* start Records to use *
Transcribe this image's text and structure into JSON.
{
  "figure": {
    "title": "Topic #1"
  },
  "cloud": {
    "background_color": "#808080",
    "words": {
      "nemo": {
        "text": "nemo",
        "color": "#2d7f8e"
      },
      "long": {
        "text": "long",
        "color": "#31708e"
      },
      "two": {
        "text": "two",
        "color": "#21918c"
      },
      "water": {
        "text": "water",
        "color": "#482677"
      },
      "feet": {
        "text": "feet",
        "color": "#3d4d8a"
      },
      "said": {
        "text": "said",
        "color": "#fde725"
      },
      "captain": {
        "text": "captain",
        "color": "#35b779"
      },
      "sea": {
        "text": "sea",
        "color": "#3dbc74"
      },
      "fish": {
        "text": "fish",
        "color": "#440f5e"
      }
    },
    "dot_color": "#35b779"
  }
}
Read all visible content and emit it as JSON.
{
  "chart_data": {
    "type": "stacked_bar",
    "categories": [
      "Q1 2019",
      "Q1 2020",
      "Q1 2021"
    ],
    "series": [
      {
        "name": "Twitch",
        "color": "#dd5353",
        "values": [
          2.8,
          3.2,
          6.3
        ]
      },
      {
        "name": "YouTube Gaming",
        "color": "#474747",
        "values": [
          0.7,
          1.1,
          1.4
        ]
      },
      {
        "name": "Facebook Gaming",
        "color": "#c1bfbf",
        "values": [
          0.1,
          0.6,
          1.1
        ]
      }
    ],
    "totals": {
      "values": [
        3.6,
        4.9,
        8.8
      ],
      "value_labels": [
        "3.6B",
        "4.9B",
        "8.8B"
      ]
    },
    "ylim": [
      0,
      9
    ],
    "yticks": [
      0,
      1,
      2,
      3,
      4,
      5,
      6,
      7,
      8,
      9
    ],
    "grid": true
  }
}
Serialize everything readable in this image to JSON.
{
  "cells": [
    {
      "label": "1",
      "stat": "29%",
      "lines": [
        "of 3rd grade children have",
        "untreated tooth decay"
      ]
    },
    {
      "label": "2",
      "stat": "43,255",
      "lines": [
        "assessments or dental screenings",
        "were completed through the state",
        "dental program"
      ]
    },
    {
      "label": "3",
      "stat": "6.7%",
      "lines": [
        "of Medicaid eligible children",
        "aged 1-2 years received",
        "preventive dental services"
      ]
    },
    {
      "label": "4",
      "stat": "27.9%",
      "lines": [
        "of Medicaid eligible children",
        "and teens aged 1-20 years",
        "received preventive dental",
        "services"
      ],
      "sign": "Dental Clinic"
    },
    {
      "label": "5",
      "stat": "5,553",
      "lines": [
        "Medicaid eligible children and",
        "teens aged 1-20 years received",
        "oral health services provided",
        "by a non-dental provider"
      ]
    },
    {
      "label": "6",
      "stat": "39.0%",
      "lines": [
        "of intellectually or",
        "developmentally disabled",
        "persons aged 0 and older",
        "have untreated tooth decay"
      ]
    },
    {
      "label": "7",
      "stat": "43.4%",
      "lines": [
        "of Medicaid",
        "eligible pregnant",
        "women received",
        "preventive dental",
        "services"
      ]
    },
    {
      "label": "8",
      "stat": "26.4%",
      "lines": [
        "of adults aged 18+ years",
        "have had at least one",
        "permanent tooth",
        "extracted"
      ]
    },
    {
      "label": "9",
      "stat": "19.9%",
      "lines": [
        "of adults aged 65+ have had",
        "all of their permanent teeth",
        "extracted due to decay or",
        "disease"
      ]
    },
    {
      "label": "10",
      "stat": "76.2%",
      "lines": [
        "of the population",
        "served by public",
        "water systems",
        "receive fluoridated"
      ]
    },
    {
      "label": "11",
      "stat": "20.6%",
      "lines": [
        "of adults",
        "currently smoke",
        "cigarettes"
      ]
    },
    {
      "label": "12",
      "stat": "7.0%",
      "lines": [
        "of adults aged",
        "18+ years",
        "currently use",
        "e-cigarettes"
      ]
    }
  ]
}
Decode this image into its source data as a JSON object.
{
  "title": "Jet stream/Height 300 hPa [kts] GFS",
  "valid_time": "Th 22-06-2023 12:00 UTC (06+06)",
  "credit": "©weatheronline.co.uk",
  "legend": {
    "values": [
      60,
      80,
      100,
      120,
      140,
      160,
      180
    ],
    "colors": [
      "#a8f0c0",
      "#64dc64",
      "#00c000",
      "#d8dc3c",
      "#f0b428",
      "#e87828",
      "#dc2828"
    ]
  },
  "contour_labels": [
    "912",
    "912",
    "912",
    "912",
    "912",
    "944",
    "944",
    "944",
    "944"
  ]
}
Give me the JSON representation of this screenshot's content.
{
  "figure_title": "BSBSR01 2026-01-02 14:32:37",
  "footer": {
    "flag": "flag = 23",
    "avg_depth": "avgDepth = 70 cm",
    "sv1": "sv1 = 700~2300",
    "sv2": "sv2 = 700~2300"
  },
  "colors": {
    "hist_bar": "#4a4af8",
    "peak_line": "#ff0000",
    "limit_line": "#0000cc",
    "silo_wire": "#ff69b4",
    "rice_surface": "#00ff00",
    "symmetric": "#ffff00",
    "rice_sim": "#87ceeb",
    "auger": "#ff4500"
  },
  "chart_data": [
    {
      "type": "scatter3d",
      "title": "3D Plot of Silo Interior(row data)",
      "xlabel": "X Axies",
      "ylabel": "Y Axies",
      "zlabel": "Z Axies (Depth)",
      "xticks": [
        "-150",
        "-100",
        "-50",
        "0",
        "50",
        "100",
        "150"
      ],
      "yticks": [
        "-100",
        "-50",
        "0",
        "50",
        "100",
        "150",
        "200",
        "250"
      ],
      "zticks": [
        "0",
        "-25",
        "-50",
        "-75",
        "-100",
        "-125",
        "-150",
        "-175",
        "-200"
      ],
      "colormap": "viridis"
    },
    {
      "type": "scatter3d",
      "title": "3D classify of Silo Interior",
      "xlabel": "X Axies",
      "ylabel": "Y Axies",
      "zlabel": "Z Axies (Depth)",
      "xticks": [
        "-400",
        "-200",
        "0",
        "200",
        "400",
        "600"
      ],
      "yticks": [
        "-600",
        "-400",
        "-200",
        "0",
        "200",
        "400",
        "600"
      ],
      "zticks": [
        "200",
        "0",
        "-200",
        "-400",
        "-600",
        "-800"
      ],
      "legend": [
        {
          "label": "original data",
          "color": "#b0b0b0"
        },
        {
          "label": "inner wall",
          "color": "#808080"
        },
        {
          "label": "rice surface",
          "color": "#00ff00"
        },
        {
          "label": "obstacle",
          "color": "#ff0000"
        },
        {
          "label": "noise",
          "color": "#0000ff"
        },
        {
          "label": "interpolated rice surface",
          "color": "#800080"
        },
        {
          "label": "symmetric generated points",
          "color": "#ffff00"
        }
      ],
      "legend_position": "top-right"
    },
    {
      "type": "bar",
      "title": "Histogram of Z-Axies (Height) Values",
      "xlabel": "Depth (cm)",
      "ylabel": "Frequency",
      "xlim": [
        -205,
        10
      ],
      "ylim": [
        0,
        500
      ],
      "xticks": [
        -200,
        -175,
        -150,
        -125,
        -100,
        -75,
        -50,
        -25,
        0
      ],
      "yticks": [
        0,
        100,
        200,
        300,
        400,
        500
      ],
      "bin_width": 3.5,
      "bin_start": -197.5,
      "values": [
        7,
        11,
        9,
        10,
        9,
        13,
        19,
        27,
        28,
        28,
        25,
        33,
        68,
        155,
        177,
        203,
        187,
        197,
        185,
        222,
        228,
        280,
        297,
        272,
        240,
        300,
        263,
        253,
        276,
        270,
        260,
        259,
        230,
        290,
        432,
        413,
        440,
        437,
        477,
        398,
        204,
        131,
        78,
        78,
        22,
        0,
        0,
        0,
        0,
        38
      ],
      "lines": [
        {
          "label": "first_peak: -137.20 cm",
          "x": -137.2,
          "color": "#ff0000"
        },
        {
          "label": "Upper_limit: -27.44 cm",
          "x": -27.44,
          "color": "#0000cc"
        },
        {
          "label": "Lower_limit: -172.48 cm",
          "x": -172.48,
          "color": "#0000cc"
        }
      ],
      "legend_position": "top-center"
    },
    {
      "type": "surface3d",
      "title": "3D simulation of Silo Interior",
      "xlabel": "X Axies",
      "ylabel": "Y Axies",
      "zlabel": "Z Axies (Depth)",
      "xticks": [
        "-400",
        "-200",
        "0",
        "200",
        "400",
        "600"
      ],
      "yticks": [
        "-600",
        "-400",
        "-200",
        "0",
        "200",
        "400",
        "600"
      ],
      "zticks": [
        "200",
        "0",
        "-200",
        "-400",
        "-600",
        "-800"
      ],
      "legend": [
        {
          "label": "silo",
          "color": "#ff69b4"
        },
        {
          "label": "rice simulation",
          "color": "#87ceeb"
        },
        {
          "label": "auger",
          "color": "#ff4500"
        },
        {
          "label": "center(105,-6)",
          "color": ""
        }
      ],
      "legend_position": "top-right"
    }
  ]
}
* end Records to use *
Task to carry out | Each line holding "tooth" must be found and copied.

Response |
        "untreated tooth decay"
        "have untreated tooth decay"
        "permanent tooth",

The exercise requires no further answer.